§ **Problem description**: Say how many lines hold the string "icon", and nothing more.

§ **Stored entries**:
= = = =

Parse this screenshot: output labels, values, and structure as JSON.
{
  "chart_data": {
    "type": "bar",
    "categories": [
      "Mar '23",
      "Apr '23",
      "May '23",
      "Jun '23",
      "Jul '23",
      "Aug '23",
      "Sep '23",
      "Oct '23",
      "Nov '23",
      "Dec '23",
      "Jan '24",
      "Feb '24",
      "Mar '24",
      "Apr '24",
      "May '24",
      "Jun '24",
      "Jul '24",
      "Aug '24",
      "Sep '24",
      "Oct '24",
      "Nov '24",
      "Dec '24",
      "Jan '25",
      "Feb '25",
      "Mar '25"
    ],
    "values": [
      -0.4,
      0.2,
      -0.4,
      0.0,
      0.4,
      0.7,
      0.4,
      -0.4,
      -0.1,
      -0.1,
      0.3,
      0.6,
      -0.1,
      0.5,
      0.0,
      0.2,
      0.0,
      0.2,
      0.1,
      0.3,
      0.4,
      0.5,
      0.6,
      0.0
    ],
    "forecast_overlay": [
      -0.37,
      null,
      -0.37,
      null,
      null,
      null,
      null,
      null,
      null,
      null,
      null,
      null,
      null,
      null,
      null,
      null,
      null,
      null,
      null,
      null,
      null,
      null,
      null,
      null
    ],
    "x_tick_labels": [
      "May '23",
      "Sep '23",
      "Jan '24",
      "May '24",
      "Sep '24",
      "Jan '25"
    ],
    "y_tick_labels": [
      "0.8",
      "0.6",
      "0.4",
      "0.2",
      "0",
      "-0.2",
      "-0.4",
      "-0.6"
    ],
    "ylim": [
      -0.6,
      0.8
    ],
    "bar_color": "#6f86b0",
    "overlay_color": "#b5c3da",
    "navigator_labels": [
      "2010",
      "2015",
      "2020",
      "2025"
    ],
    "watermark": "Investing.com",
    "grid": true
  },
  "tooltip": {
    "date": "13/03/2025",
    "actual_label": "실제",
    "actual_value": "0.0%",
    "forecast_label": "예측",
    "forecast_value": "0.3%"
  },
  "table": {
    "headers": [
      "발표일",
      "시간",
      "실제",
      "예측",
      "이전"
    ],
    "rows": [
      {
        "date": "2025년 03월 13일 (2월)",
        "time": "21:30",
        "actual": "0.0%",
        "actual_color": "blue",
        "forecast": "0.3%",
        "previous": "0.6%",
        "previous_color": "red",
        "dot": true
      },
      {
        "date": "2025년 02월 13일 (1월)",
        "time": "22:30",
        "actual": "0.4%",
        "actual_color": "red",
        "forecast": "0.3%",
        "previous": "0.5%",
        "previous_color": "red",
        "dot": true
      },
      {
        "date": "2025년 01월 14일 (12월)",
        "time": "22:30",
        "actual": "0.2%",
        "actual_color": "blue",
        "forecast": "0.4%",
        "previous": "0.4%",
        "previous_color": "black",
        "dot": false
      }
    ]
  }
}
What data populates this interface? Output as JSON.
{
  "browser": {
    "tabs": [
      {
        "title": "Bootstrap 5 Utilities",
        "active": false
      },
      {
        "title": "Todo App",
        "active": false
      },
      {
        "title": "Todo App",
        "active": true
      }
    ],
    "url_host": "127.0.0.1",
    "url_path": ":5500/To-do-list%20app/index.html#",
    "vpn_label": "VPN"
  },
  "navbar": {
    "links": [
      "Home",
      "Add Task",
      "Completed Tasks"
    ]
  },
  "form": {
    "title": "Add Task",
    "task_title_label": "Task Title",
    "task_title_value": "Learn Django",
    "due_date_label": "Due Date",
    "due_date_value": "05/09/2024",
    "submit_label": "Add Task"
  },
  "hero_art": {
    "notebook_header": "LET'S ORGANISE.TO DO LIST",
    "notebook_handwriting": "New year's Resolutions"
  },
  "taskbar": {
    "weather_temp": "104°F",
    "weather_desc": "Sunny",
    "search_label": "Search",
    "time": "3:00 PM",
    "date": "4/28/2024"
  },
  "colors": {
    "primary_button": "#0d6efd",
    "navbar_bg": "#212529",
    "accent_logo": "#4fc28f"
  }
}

= = = =

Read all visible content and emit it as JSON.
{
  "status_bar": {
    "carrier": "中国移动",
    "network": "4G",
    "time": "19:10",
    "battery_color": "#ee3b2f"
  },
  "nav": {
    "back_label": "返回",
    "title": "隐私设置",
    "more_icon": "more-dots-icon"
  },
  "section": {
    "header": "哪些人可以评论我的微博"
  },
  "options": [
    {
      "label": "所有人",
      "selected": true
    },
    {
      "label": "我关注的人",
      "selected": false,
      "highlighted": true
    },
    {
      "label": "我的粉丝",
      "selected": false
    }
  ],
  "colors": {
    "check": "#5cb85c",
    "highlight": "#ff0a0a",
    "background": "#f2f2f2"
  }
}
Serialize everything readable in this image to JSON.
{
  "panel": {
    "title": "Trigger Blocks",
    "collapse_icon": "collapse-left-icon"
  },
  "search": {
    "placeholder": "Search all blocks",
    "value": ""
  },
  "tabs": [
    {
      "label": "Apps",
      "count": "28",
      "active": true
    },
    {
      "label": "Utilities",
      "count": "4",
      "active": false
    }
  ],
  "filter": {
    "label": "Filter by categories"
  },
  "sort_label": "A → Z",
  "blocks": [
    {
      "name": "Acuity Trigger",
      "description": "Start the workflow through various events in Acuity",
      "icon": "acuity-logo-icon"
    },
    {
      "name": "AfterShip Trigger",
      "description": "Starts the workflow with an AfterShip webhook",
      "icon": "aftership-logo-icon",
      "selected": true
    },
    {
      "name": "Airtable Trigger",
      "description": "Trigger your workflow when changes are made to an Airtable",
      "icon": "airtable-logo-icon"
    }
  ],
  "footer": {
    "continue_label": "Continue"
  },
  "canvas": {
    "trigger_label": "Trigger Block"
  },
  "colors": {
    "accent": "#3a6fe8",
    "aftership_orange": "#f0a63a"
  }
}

= = = =

§ **Response**: 5